Repeat the entire listing exactly.

RAW RECORDS
====

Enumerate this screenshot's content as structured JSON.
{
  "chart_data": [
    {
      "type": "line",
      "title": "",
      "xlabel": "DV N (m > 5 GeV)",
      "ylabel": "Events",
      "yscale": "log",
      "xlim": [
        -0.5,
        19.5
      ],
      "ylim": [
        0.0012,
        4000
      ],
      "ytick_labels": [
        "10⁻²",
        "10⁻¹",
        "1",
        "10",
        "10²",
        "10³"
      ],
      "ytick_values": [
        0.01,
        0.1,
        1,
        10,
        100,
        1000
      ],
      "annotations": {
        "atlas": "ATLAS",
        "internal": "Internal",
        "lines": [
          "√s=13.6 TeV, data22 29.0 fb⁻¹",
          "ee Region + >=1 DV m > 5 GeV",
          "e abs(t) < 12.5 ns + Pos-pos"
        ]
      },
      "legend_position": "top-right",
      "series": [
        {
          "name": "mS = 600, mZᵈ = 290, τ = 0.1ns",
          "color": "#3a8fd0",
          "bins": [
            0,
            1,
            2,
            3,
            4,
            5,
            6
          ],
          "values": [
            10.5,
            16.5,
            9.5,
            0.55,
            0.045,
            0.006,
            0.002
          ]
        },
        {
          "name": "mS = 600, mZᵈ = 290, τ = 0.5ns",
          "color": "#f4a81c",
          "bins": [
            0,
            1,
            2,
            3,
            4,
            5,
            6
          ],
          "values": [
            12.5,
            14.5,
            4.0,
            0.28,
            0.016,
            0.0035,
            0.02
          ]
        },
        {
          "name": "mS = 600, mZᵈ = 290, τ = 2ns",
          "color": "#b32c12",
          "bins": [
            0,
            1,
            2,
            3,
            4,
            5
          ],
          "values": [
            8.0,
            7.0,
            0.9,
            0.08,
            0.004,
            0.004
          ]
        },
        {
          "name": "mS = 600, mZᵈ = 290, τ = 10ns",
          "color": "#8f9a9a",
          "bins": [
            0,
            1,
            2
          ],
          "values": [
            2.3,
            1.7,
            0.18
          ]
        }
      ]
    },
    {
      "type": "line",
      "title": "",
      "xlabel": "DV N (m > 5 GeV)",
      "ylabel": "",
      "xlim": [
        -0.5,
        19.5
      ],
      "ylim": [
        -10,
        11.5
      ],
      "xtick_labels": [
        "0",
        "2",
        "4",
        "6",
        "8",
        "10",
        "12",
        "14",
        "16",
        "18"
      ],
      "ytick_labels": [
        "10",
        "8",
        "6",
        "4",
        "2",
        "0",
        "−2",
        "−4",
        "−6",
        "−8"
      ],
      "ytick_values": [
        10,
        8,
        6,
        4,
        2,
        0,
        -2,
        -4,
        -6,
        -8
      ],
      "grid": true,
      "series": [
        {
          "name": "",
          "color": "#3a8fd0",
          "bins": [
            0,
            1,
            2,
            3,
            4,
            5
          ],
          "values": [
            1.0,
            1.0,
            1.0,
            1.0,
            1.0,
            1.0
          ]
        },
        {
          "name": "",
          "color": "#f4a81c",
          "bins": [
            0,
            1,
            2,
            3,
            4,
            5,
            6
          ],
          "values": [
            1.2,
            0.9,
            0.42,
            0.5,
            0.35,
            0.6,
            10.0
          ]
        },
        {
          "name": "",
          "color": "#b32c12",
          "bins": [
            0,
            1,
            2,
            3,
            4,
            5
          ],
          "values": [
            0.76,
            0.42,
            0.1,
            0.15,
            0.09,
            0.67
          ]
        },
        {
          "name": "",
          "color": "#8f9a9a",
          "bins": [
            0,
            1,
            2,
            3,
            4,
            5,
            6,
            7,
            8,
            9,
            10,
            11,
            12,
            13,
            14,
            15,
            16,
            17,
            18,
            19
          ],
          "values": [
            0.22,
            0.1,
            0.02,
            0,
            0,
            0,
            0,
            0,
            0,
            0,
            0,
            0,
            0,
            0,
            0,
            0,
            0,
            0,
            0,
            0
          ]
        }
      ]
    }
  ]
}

====

RESULT
Enumerate this screenshot's content as structured JSON.
{
  "chart_data": [
    {
      "type": "line",
      "title": "",
      "xlabel": "DV N (m > 5 GeV)",
      "ylabel": "Events",
      "yscale": "log",
      "xlim": [
        -0.5,
        19.5
      ],
      "ylim": [
        0.0012,
        4000
      ],
      "ytick_labels": [
        "10⁻²",
        "10⁻¹",
        "1",
        "10",
        "10²",
        "10³"
      ],
      "ytick_values": [
        0.01,
        0.1,
        1,
        10,
        100,
        1000
      ],
      "annotations": {
        "atlas": "ATLAS",
        "internal": "Internal",
        "lines": [
          "√s=13.6 TeV, data22 29.0 fb⁻¹",
          "ee Region + >=1 DV m > 5 GeV",
          "e abs(t) < 12.5 ns + Pos-pos"
        ]
      },
      "legend_position": "top-right",
      "series": [
        {
          "name": "mS = 600, mZᵈ = 290, τ = 0.1ns",
          "color": "#3a8fd0",
          "bins": [
            0,
            1,
            2,
            3,
            4,
            5,
            6
          ],
          "values": [
            10.5,
            16.5,
            9.5,
            0.55,
            0.045,
            0.006,
            0.002
          ]
        },
        {
          "name": "mS = 600, mZᵈ = 290, τ = 0.5ns",
          "color": "#f4a81c",
          "bins": [
            0,
            1,
            2,
            3,
            4,
            5,
            6
          ],
          "values": [
            12.5,
            14.5,
            4.0,
            0.28,
            0.016,
            0.0035,
            0.02
          ]
        },
        {
          "name": "mS = 600, mZᵈ = 290, τ = 2ns",
          "color": "#b32c12",
          "bins": [
            0,
            1,
            2,
            3,
            4,
            5
          ],
          "values": [
            8.0,
            7.0,
            0.9,
            0.08,
            0.004,
            0.004
          ]
        },
        {
          "name": "mS = 600, mZᵈ = 290, τ = 10ns",
          "color": "#8f9a9a",
          "bins": [
            0,
            1,
            2
          ],
          "values": [
            2.3,
            1.7,
            0.18
          ]
        }
      ]
    },
    {
      "type": "line",
      "title": "",
      "xlabel": "DV N (m > 5 GeV)",
      "ylabel": "",
      "xlim": [
        -0.5,
        19.5
      ],
      "ylim": [
        -10,
        11.5
      ],
      "xtick_labels": [
        "0",
        "2",
        "4",
        "6",
        "8",
        "10",
        "12",
        "14",
        "16",
        "18"
      ],
      "ytick_labels": [
        "10",
        "8",
        "6",
        "4",
        "2",
        "0",
        "−2",
        "−4",
        "−6",
        "−8"
      ],
      "ytick_values": [
        10,
        8,
        6,
        4,
        2,
        0,
        -2,
        -4,
        -6,
        -8
      ],
      "grid": true,
      "series": [
        {
          "name": "",
          "color": "#3a8fd0",
          "bins": [
            0,
            1,
            2,
            3,
            4,
            5
          ],
          "values": [
            1.0,
            1.0,
            1.0,
            1.0,
            1.0,
            1.0
          ]
        },
        {
          "name": "",
          "color": "#f4a81c",
          "bins": [
            0,
            1,
            2,
            3,
            4,
            5,
            6
          ],
          "values": [
            1.2,
            0.9,
            0.42,
            0.5,
            0.35,
            0.6,
            10.0
          ]
        },
        {
          "name": "",
          "color": "#b32c12",
          "bins": [
            0,
            1,
            2,
            3,
            4,
            5
          ],
          "values": [
            0.76,
            0.42,
            0.1,
            0.15,
            0.09,
            0.67
          ]
        },
        {
          "name": "",
          "color": "#8f9a9a",
          "bins": [
            0,
            1,
            2,
            3,
            4,
            5,
            6,
            7,
            8,
            9,
            10,
            11,
            12,
            13,
            14,
            15,
            16,
            17,
            18,
            19
          ],
          "values": [
            0.22,
            0.1,
            0.02,
            0,
            0,
            0,
            0,
            0,
            0,
            0,
            0,
            0,
            0,
            0,
            0,
            0,
            0,
            0,
            0,
            0
          ]
        }
      ]
    }
  ]
}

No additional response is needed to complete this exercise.